▸ **Instruction**: From the entries below, extract every line that includes the word "code".

[Extracted records]
====
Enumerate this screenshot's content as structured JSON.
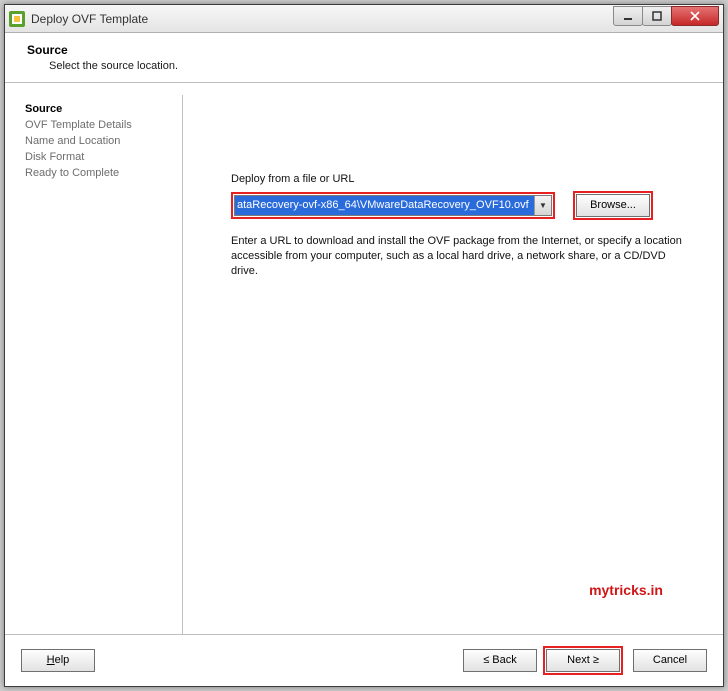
{
  "window": {
    "title": "Deploy OVF Template"
  },
  "header": {
    "title": "Source",
    "subtitle": "Select the source location."
  },
  "sidebar": {
    "items": [
      {
        "label": "Source",
        "active": true
      },
      {
        "label": "OVF Template Details",
        "active": false
      },
      {
        "label": "Name and Location",
        "active": false
      },
      {
        "label": "Disk Format",
        "active": false
      },
      {
        "label": "Ready to Complete",
        "active": false
      }
    ]
  },
  "main": {
    "field_label": "Deploy from a file or URL",
    "path_value": "ataRecovery-ovf-x86_64\\VMwareDataRecovery_OVF10.ovf",
    "browse_label": "Browse...",
    "hint": "Enter a URL to download and install the OVF package from the Internet, or specify a location accessible from your computer, such as a local hard drive, a network share, or a CD/DVD drive."
  },
  "watermark": "mytricks.in",
  "footer": {
    "help": "Help",
    "back": "≤ Back",
    "next": "Next ≥",
    "cancel": "Cancel"
  }
}
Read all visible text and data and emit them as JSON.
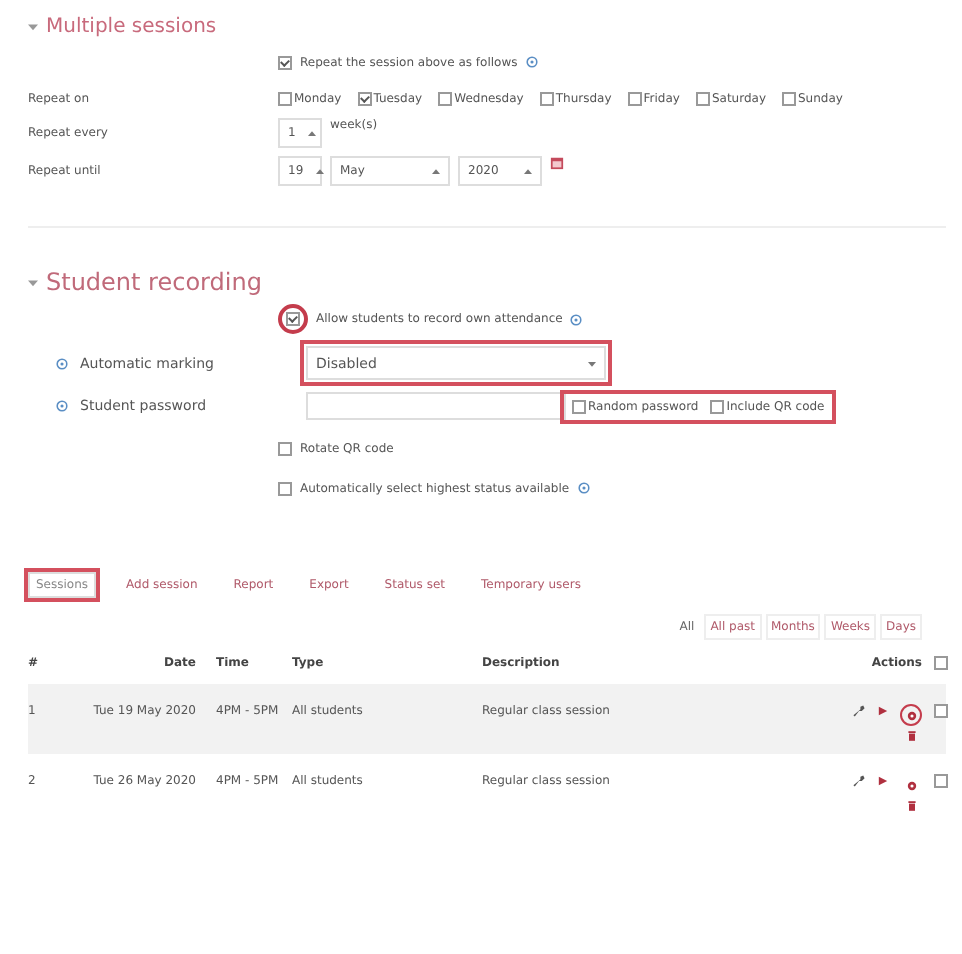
{
  "multiple_sessions": {
    "title": "Multiple sessions",
    "repeat_checkbox": {
      "label": "Repeat the session above as follows",
      "checked": true
    },
    "repeat_on": {
      "label": "Repeat on",
      "days": [
        {
          "label": "Monday",
          "checked": false
        },
        {
          "label": "Tuesday",
          "checked": true
        },
        {
          "label": "Wednesday",
          "checked": false
        },
        {
          "label": "Thursday",
          "checked": false
        },
        {
          "label": "Friday",
          "checked": false
        },
        {
          "label": "Saturday",
          "checked": false
        },
        {
          "label": "Sunday",
          "checked": false
        }
      ]
    },
    "repeat_every": {
      "label": "Repeat every",
      "value": "1",
      "unit": "week(s)"
    },
    "repeat_until": {
      "label": "Repeat until",
      "day": "19",
      "month": "May",
      "year": "2020"
    }
  },
  "student_recording": {
    "title": "Student recording",
    "allow": {
      "label": "Allow students to record own attendance",
      "checked": true,
      "highlighted": true
    },
    "automatic_marking": {
      "label": "Automatic marking",
      "value": "Disabled",
      "highlighted": true
    },
    "student_password": {
      "label": "Student password",
      "highlighted": true,
      "options": [
        {
          "label": "Random password",
          "checked": false
        },
        {
          "label": "Include QR code",
          "checked": false
        }
      ]
    },
    "checkboxes": [
      {
        "label": "Rotate QR code",
        "checked": false,
        "help": false
      },
      {
        "label": "Automatically select highest status available",
        "checked": false,
        "help": true
      }
    ]
  },
  "tabs": [
    {
      "label": "Sessions",
      "selected": true
    },
    {
      "label": "Add session",
      "selected": false
    },
    {
      "label": "Report",
      "selected": false
    },
    {
      "label": "Export",
      "selected": false
    },
    {
      "label": "Status set",
      "selected": false
    },
    {
      "label": "Temporary users",
      "selected": false
    }
  ],
  "period_filters": [
    {
      "label": "All",
      "selected": true
    },
    {
      "label": "All past",
      "selected": false
    },
    {
      "label": "Months",
      "selected": false
    },
    {
      "label": "Weeks",
      "selected": false
    },
    {
      "label": "Days",
      "selected": false
    }
  ],
  "table": {
    "select_all_checked": false,
    "columns": [
      "#",
      "Date",
      "Time",
      "Type",
      "Description",
      "Actions"
    ],
    "rows": [
      {
        "number": "1",
        "date": "Tue 19 May 2020",
        "time": "4PM - 5PM",
        "type": "All students",
        "description": "Regular class session",
        "shaded": true,
        "highlighted": true,
        "checked": false
      },
      {
        "number": "2",
        "date": "Tue 26 May 2020",
        "time": "4PM - 5PM",
        "type": "All students",
        "description": "Regular class session",
        "shaded": false,
        "highlighted": false,
        "checked": false
      }
    ]
  }
}
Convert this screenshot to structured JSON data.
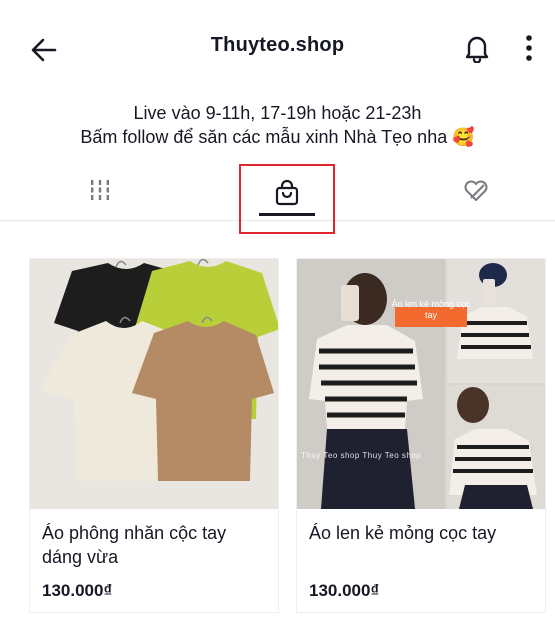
{
  "header": {
    "title": "Thuyteo.shop",
    "back_icon": "arrow-left-icon",
    "bell_icon": "bell-icon",
    "more_icon": "more-vertical-icon"
  },
  "bio": {
    "line1": "Live vào 9-11h, 17-19h hoặc 21-23h",
    "line2": "Bấm follow để săn các mẫu xinh Nhà Tẹo nha 🥰"
  },
  "tabs": [
    {
      "name": "videos",
      "icon": "grid-bars-icon",
      "selected": false
    },
    {
      "name": "shop",
      "icon": "shopping-bag-icon",
      "selected": true
    },
    {
      "name": "liked",
      "icon": "heart-hidden-icon",
      "selected": false
    }
  ],
  "products": [
    {
      "title": "Áo phông nhăn cộc tay dáng vừa",
      "price": "130.000₫"
    },
    {
      "title": "Áo len kẻ mỏng cọc tay",
      "price": "130.000₫",
      "image_overlay": "Áo len kẻ mỏng cọc tay",
      "watermark": "Thuy Teo shop Thuy Teo shop"
    }
  ],
  "colors": {
    "text": "#161823",
    "highlight_border": "#e0262e",
    "overlay_badge": "#f26a2e",
    "shirt_lime": "#b9cf3a",
    "shirt_black": "#1d1d1d",
    "shirt_cream": "#efe9dc",
    "shirt_tan": "#b58b66"
  }
}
====
▸ **Reply**:
          "label": "Include QR code",
        "label": "Rotate QR code",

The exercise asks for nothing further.